- BRIEF:
Select the lines of the records containing the word "vagy" and list them.

- THE DATA:
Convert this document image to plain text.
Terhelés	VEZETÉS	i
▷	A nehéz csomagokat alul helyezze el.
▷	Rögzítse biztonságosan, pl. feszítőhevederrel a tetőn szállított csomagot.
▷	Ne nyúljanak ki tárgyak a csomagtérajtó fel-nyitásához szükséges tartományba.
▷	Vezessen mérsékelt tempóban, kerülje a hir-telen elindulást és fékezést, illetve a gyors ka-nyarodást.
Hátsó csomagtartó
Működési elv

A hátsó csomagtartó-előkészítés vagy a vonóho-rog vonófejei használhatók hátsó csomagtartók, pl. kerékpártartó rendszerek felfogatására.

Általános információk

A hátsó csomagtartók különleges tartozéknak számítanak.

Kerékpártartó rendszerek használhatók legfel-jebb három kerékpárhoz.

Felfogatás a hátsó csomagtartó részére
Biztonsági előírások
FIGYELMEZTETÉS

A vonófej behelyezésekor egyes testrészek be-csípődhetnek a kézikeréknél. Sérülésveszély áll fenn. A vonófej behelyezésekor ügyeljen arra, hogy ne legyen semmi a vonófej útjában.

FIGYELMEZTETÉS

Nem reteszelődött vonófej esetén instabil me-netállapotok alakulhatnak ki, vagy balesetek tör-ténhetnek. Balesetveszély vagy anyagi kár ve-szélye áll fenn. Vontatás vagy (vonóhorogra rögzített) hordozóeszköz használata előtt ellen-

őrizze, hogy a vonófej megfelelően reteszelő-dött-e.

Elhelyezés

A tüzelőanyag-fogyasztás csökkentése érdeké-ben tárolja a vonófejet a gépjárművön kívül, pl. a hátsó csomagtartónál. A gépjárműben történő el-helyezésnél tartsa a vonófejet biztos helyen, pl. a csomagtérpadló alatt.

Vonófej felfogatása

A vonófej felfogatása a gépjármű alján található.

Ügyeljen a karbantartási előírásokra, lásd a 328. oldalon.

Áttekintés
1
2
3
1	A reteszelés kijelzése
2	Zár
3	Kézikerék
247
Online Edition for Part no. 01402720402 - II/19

- PROBLEM SOLUTION:
A hátsó csomagtartó-előkészítés vagy a vonóho-rog vonófejei használhatók hátsó csomagtartók, pl. kerékpártartó rendszerek felfogatására.
Nem reteszelődött vonófej esetén instabil me-netállapotok alakulhatnak ki, vagy balesetek tör-ténhetnek. Balesetveszély vagy anyagi kár ve-szélye áll fenn. Vontatás vagy (vonóhorogra rögzített) hordozóeszköz használata előtt ellen-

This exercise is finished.